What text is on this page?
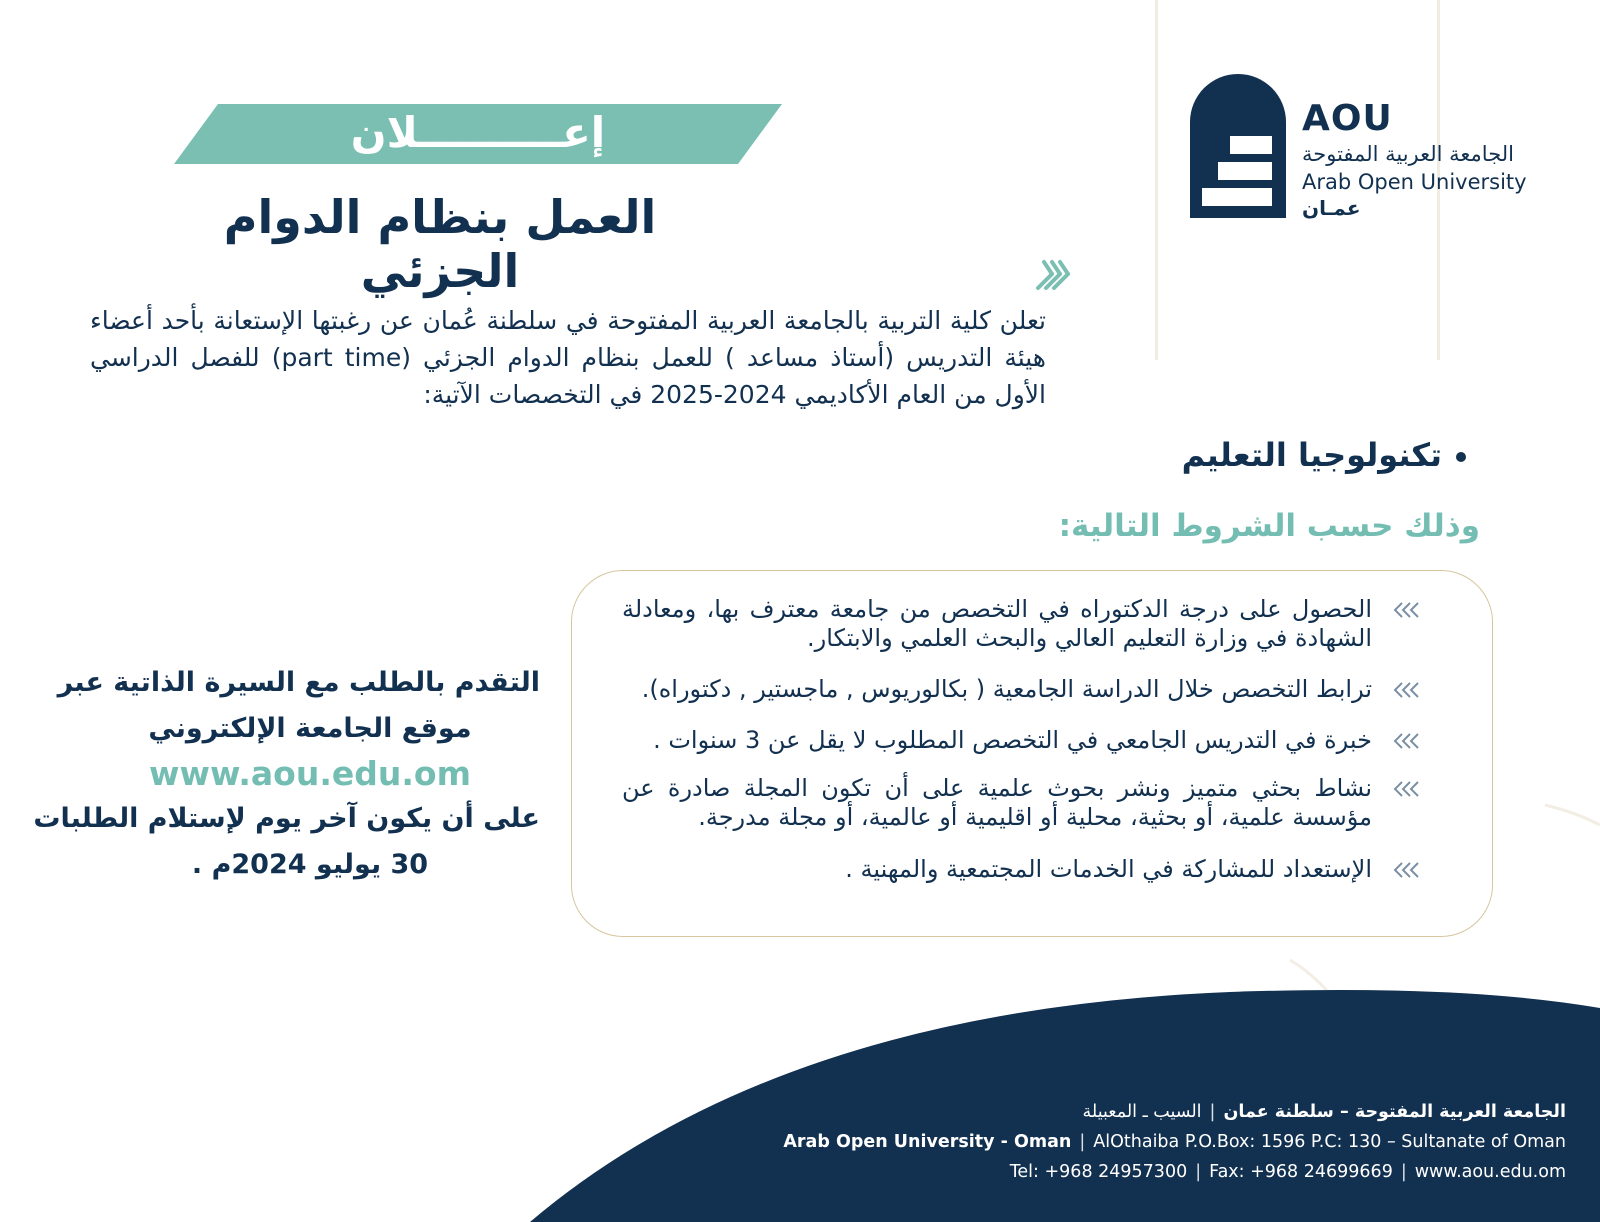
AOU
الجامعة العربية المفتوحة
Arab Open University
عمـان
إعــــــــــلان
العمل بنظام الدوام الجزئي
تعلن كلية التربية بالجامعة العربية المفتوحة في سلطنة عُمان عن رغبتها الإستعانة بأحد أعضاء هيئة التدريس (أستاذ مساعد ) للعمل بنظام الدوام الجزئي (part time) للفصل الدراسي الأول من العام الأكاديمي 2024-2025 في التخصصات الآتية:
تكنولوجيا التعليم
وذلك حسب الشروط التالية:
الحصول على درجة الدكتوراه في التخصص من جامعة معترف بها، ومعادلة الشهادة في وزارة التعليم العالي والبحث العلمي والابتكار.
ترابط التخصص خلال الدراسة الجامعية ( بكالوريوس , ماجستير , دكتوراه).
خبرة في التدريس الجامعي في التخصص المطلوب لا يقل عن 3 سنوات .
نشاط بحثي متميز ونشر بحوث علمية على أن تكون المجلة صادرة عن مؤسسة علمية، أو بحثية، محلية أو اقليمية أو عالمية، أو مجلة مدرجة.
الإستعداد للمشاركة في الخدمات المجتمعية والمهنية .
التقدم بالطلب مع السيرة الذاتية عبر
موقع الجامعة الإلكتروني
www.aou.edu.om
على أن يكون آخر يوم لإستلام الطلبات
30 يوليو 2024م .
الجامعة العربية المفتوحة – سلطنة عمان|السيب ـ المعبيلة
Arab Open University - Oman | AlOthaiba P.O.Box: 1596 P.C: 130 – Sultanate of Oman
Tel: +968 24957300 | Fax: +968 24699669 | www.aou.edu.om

Aim » Output the lines above in full and exactly as given, omitting any pictures.

Exercise output »
What text is on this page?
AOU
الجامعة العربية المفتوحة
Arab Open University
عمـان
إعــــــــــلان
العمل بنظام الدوام الجزئي
تعلن كلية التربية بالجامعة العربية المفتوحة في سلطنة عُمان عن رغبتها الإستعانة بأحد أعضاء هيئة التدريس (أستاذ مساعد ) للعمل بنظام الدوام الجزئي (part time) للفصل الدراسي الأول من العام الأكاديمي 2024-2025 في التخصصات الآتية:
تكنولوجيا التعليم
وذلك حسب الشروط التالية:
الحصول على درجة الدكتوراه في التخصص من جامعة معترف بها، ومعادلة الشهادة في وزارة التعليم العالي والبحث العلمي والابتكار.
ترابط التخصص خلال الدراسة الجامعية ( بكالوريوس , ماجستير , دكتوراه).
خبرة في التدريس الجامعي في التخصص المطلوب لا يقل عن 3 سنوات .
نشاط بحثي متميز ونشر بحوث علمية على أن تكون المجلة صادرة عن مؤسسة علمية، أو بحثية، محلية أو اقليمية أو عالمية، أو مجلة مدرجة.
الإستعداد للمشاركة في الخدمات المجتمعية والمهنية .
التقدم بالطلب مع السيرة الذاتية عبر
موقع الجامعة الإلكتروني
www.aou.edu.om
على أن يكون آخر يوم لإستلام الطلبات
30 يوليو 2024م .
الجامعة العربية المفتوحة – سلطنة عمان|السيب ـ المعبيلة
Arab Open University - Oman | AlOthaiba P.O.Box: 1596 P.C: 130 – Sultanate of Oman
Tel: +968 24957300 | Fax: +968 24699669 | www.aou.edu.om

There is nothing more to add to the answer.